• WHAT THE TASK REQUIRES
Each line that holds the word "Коцорак" should be returned.
═════ SUPPLIED ENTRIES
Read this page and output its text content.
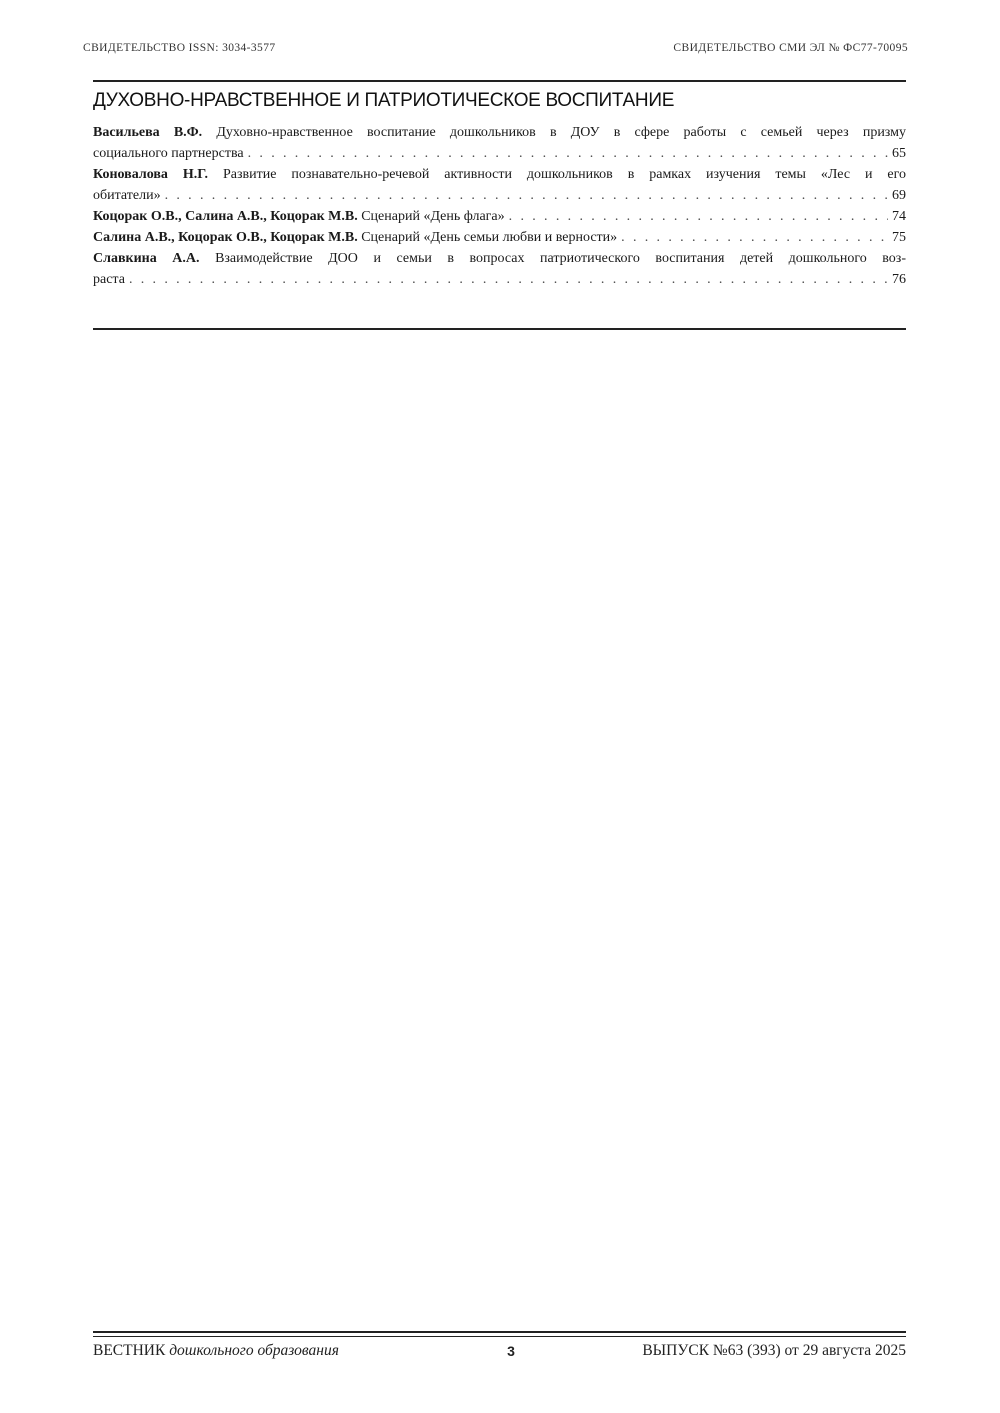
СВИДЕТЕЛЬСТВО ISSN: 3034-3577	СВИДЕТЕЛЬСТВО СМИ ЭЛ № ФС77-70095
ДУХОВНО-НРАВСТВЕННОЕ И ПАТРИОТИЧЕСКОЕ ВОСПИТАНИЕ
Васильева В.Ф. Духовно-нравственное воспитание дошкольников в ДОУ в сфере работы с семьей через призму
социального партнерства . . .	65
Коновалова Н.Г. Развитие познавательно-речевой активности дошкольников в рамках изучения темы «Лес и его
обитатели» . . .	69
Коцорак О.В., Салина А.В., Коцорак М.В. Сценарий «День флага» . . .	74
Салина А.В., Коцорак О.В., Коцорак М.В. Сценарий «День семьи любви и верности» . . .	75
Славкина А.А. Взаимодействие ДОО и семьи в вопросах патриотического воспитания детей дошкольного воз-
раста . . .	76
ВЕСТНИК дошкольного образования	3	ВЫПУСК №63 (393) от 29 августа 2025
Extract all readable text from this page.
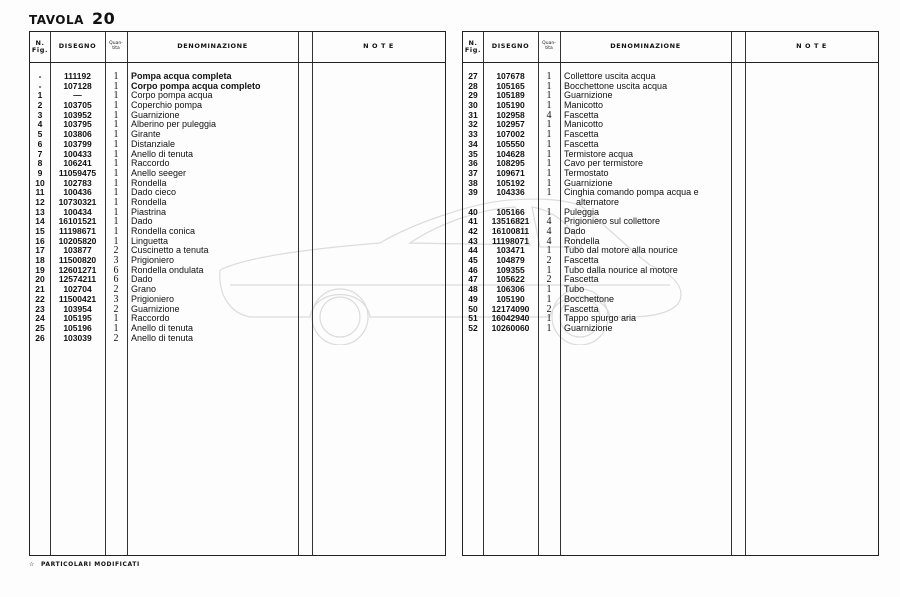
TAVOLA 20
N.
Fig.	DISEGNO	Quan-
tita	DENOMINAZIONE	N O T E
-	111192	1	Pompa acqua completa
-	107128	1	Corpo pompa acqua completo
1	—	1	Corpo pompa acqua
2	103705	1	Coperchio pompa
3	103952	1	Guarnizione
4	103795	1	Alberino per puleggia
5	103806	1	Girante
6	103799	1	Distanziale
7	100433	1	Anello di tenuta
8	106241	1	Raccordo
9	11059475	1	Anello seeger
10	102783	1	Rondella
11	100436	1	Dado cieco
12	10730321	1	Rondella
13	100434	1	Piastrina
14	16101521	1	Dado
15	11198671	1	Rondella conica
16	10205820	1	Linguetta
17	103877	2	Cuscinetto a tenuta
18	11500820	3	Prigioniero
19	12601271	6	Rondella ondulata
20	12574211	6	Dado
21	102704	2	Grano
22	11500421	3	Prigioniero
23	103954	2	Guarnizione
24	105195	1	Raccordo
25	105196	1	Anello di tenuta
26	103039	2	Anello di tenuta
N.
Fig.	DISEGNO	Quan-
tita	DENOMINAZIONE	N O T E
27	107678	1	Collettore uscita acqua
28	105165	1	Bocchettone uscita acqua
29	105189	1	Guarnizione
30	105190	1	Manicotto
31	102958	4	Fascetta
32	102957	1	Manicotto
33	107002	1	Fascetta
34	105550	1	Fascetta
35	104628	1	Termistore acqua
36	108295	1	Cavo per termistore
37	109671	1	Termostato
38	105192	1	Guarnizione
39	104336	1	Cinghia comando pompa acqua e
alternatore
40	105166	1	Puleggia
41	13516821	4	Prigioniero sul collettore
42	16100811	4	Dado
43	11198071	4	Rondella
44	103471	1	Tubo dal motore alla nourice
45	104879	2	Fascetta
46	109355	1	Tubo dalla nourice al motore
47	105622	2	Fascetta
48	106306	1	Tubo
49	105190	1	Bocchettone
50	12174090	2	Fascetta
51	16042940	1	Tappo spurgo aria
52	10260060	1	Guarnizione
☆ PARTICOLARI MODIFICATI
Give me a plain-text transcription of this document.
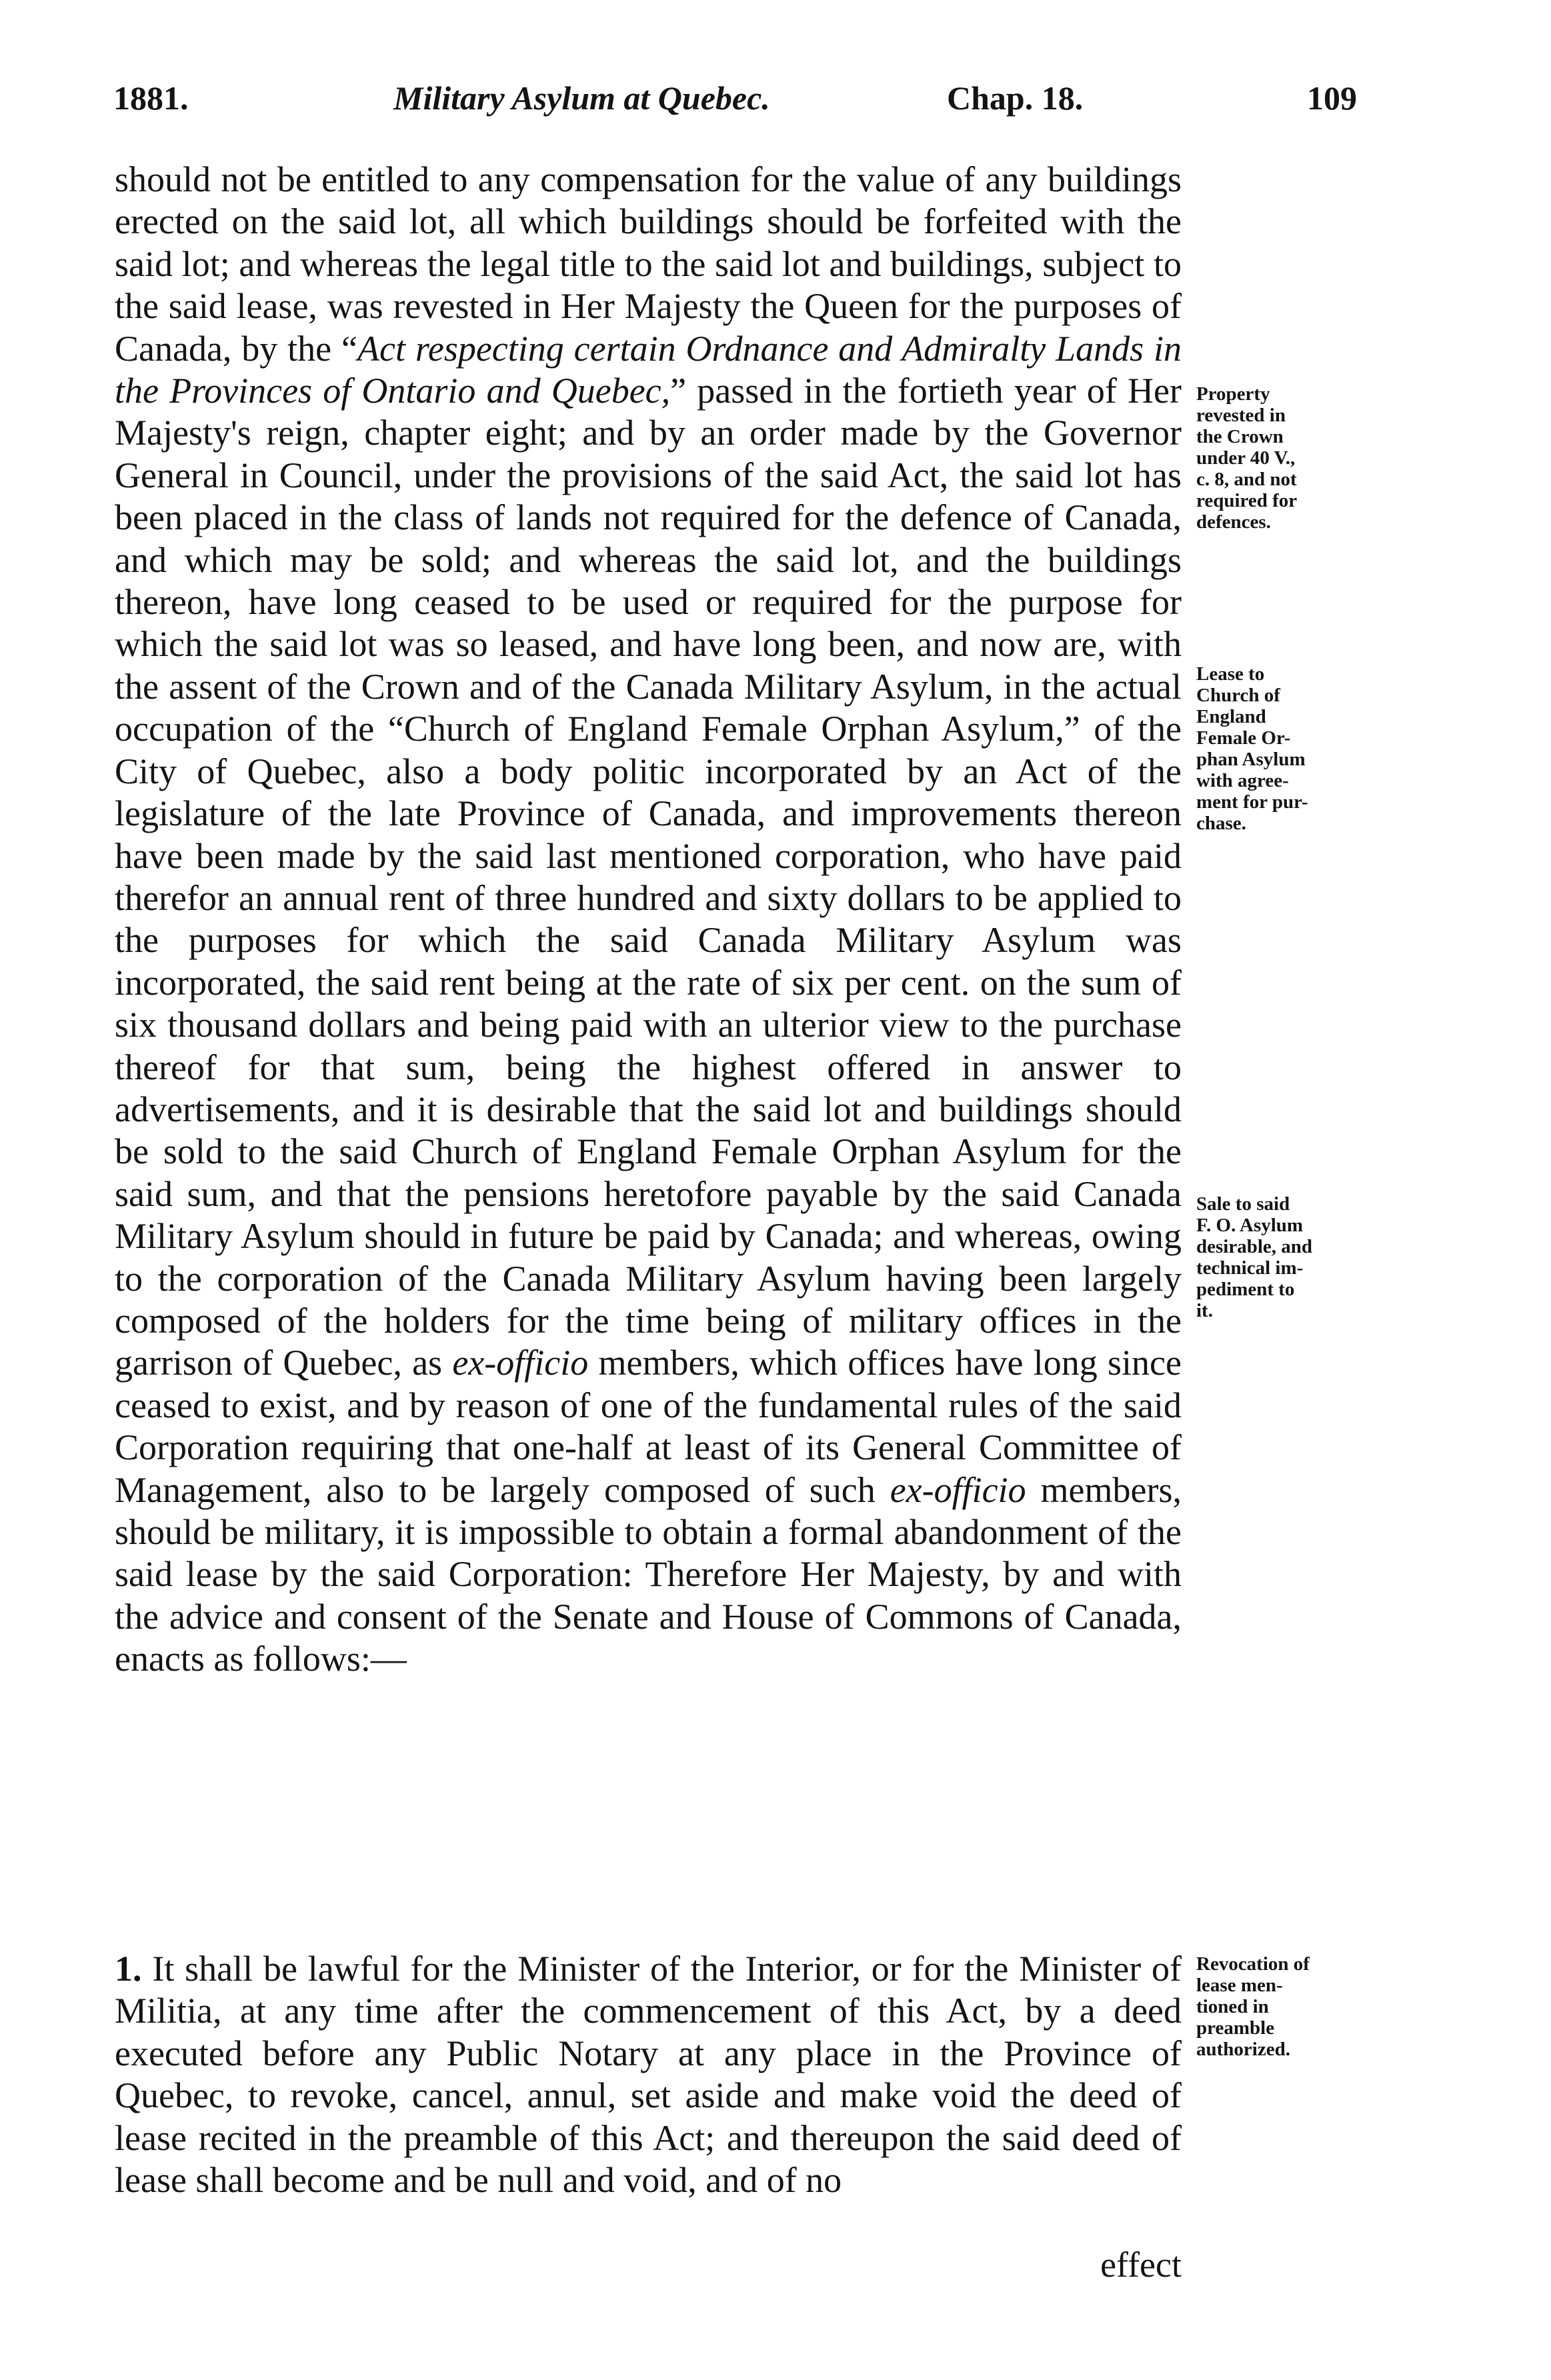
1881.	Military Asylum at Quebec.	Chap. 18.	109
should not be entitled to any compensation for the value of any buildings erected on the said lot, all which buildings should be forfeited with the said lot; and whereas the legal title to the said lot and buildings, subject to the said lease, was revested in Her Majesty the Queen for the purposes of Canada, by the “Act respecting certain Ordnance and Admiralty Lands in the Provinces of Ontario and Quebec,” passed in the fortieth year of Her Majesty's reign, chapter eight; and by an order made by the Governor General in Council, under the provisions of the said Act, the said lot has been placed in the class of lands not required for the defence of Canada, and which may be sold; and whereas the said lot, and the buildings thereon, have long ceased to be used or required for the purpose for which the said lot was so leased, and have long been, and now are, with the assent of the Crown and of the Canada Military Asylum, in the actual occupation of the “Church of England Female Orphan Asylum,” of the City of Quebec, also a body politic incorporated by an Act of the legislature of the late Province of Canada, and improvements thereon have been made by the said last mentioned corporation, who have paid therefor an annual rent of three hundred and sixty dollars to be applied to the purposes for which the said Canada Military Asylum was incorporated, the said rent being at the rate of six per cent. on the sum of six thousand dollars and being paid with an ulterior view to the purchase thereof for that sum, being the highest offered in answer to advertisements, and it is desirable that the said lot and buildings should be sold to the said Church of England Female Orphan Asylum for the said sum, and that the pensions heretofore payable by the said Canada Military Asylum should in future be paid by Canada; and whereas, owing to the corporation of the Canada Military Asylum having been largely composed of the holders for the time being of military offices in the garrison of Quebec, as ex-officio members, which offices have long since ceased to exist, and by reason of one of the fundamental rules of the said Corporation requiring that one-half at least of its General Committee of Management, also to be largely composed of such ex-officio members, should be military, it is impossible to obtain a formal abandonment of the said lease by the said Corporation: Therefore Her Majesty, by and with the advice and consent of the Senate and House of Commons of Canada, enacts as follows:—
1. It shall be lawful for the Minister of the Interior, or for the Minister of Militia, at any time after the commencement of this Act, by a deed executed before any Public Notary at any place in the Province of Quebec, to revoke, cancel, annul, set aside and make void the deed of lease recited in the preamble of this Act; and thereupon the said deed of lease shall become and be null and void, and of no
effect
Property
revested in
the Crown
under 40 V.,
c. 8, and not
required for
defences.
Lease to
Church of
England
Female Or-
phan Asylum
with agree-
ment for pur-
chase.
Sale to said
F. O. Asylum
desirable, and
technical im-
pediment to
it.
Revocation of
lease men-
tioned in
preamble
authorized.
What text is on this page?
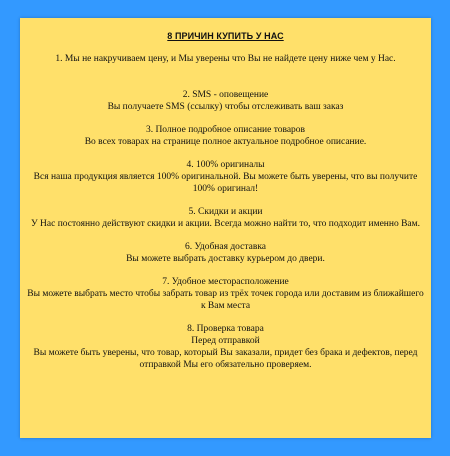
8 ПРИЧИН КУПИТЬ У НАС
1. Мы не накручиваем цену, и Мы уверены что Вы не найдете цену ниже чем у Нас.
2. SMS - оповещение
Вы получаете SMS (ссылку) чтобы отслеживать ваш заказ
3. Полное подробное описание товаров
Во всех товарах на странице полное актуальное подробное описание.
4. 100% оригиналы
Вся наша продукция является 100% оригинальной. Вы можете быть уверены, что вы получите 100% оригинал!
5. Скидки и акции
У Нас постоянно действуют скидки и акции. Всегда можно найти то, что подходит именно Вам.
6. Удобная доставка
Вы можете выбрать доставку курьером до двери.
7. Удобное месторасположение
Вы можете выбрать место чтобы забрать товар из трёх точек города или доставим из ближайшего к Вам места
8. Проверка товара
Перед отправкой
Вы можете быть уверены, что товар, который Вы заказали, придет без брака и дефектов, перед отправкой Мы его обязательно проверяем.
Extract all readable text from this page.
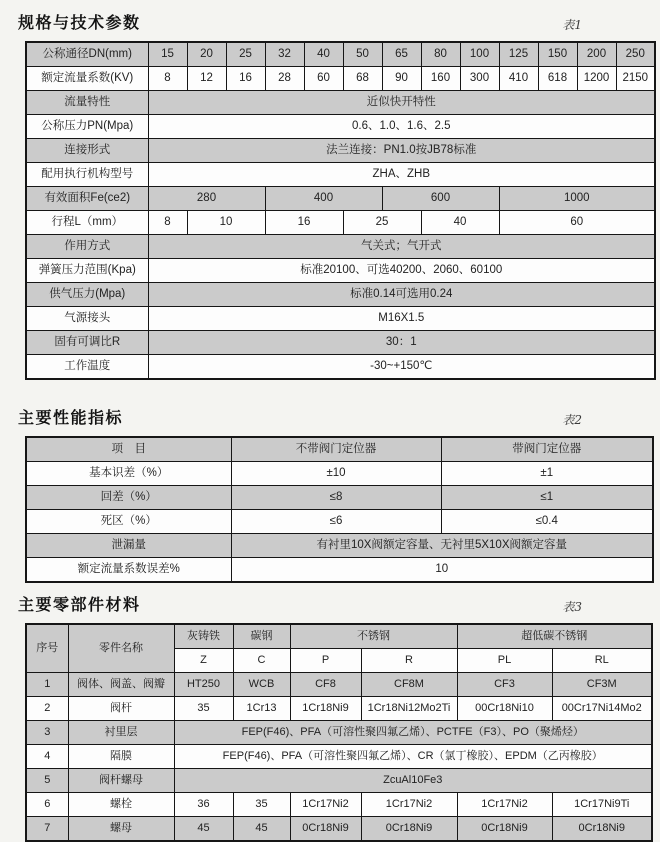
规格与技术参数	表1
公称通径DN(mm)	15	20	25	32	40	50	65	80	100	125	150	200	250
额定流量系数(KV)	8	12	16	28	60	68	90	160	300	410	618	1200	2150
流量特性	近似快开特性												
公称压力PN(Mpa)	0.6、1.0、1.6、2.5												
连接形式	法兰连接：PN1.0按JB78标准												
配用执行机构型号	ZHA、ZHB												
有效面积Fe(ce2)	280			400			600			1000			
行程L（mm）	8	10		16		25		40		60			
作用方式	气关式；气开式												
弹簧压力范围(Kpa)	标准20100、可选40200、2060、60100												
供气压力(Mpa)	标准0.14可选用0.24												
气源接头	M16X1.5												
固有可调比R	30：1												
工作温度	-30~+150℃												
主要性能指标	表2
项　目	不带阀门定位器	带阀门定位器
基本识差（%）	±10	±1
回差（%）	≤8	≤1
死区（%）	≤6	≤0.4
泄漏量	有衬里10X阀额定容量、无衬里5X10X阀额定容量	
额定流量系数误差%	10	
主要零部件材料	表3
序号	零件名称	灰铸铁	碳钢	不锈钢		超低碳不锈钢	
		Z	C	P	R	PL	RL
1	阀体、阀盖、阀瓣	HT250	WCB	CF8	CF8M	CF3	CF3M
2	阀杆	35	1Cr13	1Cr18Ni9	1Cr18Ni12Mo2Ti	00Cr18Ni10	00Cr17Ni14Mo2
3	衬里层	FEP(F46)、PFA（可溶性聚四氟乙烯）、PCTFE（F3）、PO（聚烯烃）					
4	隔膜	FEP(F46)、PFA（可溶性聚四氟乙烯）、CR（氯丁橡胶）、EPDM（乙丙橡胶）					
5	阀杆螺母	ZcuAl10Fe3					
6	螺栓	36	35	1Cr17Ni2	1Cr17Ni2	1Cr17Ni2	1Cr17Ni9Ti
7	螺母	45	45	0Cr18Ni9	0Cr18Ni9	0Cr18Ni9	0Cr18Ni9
══════════
• RESULT OF THIS EXERCISE
Коцорак О.В., Салина А.В., Коцорак М.В. Сценарий «День флага» . . .	74
Салина А.В., Коцорак О.В., Коцорак М.В. Сценарий «День семьи любви и верности» . . .	75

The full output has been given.